# [THE DATA]
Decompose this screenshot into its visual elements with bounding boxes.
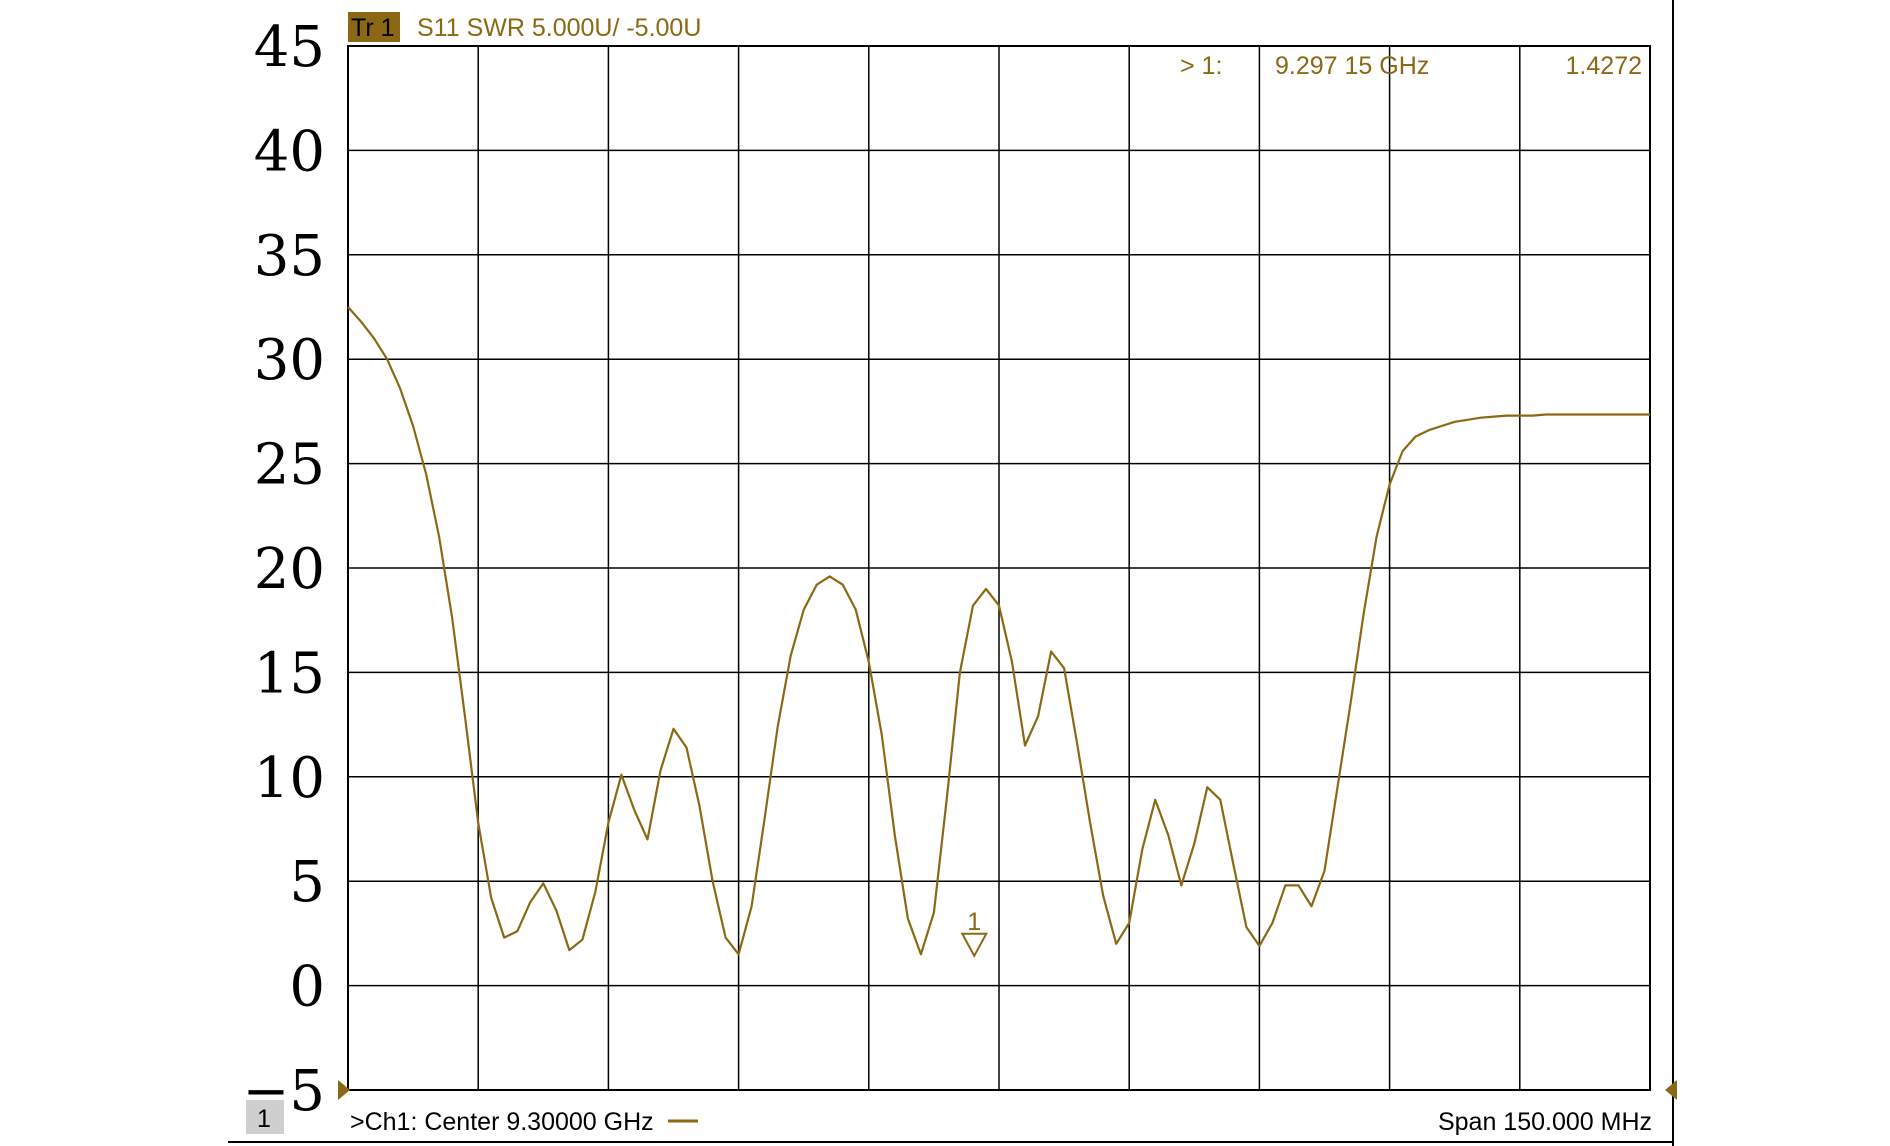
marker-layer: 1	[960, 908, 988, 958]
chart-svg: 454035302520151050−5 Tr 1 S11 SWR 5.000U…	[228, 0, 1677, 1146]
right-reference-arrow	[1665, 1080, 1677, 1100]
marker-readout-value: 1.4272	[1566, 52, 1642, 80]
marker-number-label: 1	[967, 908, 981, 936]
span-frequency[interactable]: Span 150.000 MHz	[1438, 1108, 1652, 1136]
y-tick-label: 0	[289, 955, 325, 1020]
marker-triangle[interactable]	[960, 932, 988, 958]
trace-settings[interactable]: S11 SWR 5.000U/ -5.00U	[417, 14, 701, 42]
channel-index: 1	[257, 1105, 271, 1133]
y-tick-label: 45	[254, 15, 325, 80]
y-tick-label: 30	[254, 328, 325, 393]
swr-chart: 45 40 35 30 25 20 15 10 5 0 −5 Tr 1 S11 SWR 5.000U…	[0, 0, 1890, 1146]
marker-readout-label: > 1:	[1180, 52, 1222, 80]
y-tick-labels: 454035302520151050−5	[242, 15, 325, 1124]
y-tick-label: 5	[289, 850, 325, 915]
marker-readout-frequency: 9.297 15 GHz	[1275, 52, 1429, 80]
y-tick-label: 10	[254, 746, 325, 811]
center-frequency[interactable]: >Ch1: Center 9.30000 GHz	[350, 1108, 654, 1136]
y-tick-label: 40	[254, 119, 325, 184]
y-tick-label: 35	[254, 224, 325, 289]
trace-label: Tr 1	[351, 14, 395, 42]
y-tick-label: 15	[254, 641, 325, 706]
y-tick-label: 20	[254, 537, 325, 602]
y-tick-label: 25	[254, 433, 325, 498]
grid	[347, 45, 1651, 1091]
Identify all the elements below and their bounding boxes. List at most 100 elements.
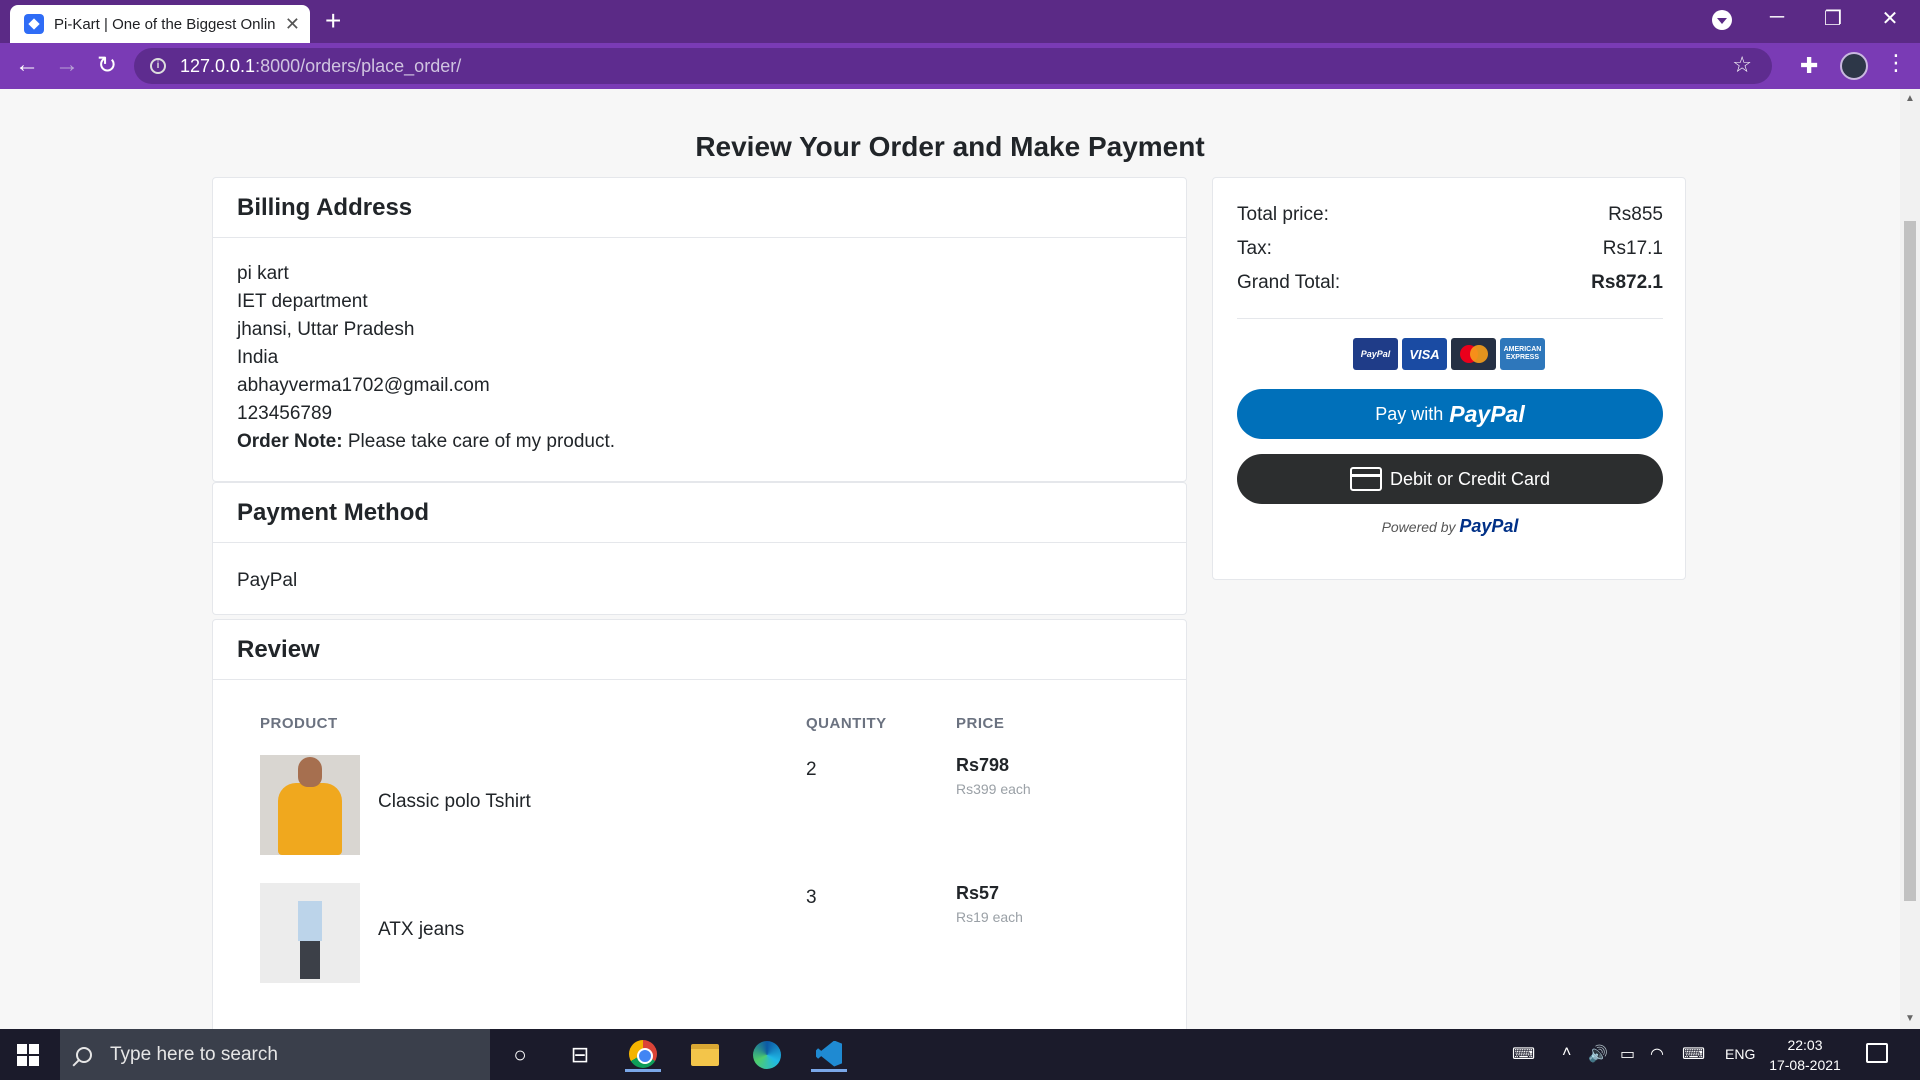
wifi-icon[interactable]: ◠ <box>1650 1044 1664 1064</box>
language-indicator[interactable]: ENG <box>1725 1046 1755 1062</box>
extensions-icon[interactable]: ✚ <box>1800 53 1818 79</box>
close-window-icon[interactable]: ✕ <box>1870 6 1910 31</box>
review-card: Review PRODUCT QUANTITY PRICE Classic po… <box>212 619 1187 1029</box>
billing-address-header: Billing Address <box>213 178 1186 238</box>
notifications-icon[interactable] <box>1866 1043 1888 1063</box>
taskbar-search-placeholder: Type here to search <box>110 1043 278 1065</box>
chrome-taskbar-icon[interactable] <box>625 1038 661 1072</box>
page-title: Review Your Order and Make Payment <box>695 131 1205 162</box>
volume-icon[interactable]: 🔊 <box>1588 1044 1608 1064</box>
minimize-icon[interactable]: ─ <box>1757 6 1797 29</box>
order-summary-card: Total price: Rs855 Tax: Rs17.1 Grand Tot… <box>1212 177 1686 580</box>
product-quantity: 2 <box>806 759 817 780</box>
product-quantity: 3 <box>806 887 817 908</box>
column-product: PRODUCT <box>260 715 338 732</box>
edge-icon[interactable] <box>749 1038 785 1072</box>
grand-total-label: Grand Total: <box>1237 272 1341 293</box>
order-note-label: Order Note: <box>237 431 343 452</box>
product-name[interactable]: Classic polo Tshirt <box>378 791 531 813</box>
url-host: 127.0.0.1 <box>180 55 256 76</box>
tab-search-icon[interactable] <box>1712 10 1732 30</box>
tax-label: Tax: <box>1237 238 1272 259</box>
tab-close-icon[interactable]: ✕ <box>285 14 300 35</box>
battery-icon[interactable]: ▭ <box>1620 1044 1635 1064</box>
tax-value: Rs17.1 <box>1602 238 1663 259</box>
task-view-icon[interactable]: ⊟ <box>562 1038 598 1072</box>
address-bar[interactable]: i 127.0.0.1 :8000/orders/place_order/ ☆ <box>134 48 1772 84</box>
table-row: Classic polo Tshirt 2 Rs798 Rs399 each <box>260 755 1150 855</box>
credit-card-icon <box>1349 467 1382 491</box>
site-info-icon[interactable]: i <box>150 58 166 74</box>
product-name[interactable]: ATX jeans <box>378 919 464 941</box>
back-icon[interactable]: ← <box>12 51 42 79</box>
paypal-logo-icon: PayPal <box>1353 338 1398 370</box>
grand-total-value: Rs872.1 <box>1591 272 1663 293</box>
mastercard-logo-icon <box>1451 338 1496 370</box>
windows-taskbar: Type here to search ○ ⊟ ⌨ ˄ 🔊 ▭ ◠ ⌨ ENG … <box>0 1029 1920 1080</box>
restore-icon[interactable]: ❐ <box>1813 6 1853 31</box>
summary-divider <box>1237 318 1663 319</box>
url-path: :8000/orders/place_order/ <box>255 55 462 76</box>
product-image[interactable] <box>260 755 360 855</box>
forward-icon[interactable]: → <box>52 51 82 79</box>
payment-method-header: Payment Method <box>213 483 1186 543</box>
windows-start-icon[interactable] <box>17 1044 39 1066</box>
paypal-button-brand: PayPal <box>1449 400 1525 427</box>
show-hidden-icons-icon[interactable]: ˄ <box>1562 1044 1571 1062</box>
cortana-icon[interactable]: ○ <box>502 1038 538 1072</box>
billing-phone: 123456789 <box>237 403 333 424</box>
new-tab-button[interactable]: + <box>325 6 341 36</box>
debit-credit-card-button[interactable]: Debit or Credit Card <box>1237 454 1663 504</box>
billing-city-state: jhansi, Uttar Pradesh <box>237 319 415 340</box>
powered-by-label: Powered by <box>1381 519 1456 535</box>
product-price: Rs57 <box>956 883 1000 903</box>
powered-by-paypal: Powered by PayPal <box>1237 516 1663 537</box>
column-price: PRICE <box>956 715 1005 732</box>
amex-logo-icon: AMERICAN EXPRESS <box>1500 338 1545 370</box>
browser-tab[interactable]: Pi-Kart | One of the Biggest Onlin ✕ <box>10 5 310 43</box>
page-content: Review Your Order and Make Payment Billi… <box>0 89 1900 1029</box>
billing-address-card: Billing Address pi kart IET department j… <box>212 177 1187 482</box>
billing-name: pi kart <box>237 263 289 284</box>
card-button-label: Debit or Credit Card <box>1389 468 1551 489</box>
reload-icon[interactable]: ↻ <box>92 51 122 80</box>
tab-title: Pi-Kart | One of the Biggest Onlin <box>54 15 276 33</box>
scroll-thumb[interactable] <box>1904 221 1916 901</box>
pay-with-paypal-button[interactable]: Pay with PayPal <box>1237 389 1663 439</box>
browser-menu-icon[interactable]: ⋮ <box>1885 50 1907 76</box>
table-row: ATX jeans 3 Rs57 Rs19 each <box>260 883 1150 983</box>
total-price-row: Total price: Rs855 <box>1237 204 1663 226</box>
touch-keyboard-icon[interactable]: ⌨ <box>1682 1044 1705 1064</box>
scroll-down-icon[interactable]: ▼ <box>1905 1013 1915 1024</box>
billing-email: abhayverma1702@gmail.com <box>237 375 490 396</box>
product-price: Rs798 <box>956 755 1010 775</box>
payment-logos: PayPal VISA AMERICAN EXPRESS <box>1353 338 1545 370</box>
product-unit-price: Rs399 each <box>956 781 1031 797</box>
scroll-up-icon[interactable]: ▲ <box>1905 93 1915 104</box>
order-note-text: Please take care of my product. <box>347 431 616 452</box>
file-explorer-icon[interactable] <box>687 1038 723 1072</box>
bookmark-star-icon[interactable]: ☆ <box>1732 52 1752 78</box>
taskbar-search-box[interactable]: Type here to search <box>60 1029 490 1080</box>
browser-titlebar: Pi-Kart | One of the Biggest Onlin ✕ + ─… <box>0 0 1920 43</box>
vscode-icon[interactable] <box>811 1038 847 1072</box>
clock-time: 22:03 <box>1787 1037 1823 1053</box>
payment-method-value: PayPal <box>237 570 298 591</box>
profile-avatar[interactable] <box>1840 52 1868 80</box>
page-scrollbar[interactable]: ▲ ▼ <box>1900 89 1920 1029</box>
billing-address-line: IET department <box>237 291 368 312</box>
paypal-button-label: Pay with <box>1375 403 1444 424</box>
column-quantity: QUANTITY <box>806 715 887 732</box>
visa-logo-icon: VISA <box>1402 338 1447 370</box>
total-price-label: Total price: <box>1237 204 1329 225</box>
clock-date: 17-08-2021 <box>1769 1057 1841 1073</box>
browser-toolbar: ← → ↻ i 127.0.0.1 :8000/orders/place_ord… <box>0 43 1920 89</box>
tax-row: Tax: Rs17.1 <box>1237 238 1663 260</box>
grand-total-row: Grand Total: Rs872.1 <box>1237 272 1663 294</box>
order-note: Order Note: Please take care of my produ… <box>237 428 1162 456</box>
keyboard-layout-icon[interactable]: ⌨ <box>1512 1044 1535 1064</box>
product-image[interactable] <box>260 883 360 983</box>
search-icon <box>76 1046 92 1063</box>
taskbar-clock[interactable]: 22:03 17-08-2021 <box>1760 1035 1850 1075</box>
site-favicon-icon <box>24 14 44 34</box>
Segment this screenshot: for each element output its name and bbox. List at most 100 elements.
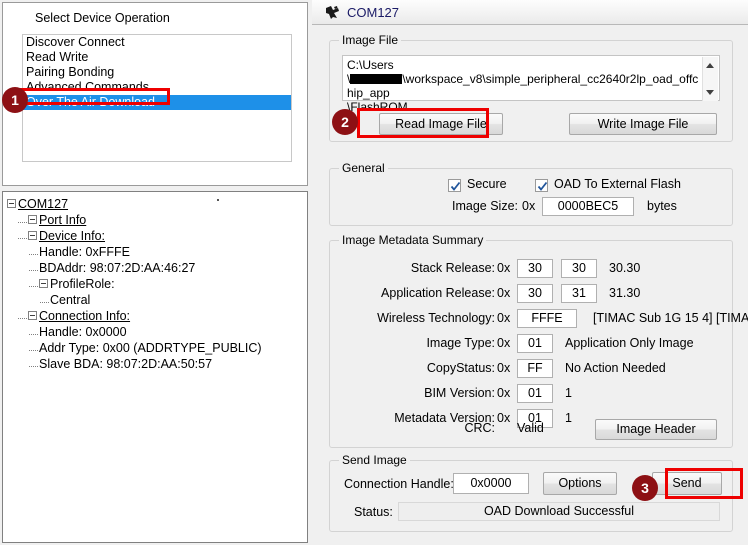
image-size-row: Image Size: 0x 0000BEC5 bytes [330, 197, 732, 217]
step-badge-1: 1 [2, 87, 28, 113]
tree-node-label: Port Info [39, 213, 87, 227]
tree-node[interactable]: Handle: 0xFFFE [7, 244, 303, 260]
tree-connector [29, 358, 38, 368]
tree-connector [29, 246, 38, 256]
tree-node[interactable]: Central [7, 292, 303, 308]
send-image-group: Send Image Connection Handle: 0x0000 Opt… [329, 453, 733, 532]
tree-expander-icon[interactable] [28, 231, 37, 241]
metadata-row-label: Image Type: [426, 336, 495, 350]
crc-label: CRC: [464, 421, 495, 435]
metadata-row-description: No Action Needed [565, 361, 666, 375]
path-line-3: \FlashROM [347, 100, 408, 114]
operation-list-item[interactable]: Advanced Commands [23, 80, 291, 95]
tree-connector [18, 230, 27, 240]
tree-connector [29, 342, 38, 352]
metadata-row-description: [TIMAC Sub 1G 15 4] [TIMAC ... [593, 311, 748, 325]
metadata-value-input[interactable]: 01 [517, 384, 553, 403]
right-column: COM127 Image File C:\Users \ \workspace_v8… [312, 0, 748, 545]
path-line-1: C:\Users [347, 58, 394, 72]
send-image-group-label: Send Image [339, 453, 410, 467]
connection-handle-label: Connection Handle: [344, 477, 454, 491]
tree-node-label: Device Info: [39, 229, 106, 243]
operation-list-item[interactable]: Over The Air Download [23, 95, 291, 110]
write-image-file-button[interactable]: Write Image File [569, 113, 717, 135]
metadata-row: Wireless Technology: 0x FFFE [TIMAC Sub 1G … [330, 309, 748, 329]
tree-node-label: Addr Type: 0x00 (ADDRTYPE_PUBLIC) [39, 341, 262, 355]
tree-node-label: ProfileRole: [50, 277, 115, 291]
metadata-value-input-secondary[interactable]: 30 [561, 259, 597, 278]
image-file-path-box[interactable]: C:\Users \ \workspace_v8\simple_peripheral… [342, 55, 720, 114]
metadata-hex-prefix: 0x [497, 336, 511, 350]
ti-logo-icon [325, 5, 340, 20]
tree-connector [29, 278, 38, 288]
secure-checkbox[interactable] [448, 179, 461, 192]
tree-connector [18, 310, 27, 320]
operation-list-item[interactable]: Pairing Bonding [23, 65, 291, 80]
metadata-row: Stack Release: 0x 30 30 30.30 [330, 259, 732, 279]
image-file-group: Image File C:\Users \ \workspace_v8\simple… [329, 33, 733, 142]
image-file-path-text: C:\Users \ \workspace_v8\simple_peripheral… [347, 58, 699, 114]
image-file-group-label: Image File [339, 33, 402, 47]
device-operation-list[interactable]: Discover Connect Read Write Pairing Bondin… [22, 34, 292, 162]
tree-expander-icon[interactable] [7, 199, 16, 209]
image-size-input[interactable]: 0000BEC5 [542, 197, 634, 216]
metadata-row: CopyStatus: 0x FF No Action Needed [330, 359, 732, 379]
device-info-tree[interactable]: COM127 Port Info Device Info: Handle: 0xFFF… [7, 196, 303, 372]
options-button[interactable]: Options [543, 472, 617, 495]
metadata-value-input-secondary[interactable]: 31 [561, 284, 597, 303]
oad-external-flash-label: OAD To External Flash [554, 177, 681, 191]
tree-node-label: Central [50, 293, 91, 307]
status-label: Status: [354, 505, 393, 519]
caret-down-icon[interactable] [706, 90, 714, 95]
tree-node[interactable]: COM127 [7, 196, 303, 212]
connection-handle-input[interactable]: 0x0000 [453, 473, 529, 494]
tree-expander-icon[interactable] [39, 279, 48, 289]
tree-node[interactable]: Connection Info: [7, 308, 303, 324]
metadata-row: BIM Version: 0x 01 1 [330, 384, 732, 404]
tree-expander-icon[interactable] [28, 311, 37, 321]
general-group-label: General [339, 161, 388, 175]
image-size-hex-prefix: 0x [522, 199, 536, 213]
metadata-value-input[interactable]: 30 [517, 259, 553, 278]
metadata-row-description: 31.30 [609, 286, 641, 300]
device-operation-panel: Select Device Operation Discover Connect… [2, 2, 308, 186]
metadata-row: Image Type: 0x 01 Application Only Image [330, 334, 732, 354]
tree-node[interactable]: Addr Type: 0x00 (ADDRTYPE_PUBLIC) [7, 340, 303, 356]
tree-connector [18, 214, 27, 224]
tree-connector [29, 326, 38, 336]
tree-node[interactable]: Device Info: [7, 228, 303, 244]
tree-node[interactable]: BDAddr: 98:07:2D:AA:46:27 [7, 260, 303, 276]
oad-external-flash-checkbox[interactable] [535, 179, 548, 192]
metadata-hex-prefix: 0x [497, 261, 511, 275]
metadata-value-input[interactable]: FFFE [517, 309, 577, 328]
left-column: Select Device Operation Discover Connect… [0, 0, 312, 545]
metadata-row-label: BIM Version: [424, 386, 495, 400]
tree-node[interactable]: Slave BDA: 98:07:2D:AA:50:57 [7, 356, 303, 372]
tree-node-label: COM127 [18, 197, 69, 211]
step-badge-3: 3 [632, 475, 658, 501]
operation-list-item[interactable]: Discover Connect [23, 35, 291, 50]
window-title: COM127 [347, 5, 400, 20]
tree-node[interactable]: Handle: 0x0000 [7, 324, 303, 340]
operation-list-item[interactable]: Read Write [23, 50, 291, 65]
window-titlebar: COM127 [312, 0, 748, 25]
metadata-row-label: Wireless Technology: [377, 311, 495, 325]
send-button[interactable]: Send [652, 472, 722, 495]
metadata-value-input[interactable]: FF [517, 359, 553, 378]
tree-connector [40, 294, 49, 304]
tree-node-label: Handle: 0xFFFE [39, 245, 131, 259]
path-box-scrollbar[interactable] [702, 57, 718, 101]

# [TASK GOAL]
Render the lines from the one containing "image-size-row: Image Size: 0x" through the one containing "write-image-file-button[interactable]: Write Image" as a numbered list, and omit any blank lines.

# [WORKED SOLUTION]
1. image-size-row: Image Size: 0x 0000BEC5 bytes [330, 197, 732, 217]
2. step-badge-1: 1 [2, 87, 28, 113]
3. tree-node-label: Port Info [39, 213, 87, 227]
4. tree-node[interactable]: Handle: 0xFFFE [7, 244, 303, 260]
5. tree-connector [29, 358, 38, 368]
6. tree-connector [29, 246, 38, 256]
7. tree-node[interactable]: Central [7, 292, 303, 308]
8. send-image-group: Send Image Connection Handle: 0x0000 Opt… [329, 453, 733, 532]
9. tree-expander-icon[interactable] [28, 231, 37, 241]
10. metadata-row-label: Image Type: [426, 336, 495, 350]
11. crc-label: CRC: [464, 421, 495, 435]
12. metadata-row-description: No Action Needed [565, 361, 666, 375]
13. path-line-3: \FlashROM [347, 100, 408, 114]
14. operation-list-item[interactable]: Advanced Commands [23, 80, 291, 95]
15. tree-connector [18, 230, 27, 240]
16. tree-connector [29, 342, 38, 352]
17. metadata-row-description: [TIMAC Sub 1G 15 4] [TIMAC ... [593, 311, 748, 325]
18. metadata-value-input[interactable]: 01 [517, 384, 553, 403]
19. right-column: COM127 Image File C:\Users \ \workspace_v8… [312, 0, 748, 545]
20. path-line-1: C:\Users [347, 58, 394, 72]
21. send-image-group-label: Send Image [339, 453, 410, 467]
22. connection-handle-label: Connection Handle: [344, 477, 454, 491]
23. tree-node-label: Device Info: [39, 229, 106, 243]
24. operation-list-item[interactable]: Over The Air Download [23, 95, 291, 110]
25. write-image-file-button[interactable]: Write Image File [569, 113, 717, 135]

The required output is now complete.